## Listed records
################

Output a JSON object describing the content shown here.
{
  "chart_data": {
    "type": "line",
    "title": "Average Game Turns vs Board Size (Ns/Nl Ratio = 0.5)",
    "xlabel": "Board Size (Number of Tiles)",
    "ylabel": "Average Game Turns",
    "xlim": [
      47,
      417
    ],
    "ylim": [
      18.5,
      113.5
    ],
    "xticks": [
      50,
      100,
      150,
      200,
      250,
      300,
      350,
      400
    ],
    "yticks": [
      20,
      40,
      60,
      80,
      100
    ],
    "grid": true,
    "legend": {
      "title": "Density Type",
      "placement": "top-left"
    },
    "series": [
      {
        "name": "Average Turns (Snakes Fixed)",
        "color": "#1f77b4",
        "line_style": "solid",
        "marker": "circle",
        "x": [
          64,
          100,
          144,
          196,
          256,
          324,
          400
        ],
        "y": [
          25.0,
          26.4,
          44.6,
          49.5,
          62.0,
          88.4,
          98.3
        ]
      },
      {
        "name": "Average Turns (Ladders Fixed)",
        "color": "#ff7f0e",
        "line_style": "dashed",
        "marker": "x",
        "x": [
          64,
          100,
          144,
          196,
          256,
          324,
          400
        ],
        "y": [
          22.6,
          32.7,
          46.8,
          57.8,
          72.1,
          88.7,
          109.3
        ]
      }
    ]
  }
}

################

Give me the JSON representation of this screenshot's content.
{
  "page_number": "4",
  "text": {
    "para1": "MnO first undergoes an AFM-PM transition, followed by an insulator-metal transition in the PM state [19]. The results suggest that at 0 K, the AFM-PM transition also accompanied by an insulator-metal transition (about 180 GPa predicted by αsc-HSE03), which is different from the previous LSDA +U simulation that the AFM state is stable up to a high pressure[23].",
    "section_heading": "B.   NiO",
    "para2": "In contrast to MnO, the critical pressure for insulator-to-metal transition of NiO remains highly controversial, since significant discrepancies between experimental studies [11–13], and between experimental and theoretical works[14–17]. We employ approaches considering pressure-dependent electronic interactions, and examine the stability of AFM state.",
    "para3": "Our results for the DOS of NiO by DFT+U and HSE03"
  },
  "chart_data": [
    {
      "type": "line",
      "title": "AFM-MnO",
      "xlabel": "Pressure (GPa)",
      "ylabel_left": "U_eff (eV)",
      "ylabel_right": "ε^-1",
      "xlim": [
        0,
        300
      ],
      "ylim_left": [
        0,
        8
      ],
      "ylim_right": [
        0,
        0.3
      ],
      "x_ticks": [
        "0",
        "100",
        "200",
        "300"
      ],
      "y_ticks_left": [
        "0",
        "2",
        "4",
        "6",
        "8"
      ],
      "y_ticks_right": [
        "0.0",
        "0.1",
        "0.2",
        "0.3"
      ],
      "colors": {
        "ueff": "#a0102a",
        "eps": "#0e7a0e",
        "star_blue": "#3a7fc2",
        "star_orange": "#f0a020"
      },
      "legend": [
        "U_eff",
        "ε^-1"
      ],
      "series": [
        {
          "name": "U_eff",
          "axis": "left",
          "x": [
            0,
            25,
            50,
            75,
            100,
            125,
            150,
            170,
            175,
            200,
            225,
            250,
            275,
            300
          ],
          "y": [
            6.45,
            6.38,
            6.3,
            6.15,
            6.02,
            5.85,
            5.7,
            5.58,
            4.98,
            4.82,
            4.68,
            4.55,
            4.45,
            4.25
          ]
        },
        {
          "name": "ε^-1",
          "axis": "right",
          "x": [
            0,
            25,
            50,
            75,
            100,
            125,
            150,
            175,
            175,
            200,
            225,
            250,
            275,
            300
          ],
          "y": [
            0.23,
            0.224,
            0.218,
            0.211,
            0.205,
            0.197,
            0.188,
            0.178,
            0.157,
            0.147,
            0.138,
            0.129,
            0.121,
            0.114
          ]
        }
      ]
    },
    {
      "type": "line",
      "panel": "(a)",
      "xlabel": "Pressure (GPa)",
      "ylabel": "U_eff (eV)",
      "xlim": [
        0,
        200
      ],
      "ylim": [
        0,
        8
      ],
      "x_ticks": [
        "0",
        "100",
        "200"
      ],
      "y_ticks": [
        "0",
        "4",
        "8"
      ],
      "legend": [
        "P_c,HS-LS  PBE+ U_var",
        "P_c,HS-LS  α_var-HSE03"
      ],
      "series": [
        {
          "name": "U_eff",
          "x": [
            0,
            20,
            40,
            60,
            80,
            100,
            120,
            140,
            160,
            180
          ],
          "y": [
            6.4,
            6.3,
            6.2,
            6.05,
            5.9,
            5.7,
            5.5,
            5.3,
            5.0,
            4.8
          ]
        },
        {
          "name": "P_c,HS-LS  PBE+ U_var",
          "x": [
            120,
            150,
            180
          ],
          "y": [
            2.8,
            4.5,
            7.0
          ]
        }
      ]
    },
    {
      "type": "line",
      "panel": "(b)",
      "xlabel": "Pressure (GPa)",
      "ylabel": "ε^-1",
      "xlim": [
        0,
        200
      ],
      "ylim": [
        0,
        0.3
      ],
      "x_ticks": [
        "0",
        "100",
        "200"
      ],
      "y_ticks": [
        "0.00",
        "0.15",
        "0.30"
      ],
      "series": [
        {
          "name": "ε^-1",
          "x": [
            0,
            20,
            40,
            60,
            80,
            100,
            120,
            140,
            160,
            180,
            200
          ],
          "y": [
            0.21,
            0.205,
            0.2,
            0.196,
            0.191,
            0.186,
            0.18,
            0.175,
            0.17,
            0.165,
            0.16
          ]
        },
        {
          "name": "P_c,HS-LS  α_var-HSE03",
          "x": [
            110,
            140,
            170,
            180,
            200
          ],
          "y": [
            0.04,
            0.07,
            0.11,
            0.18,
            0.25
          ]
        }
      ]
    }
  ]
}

################

## Short exercise
Within the entries above, work out how many lines contain the word "Average". The number alone is the answer.

## Task solution
4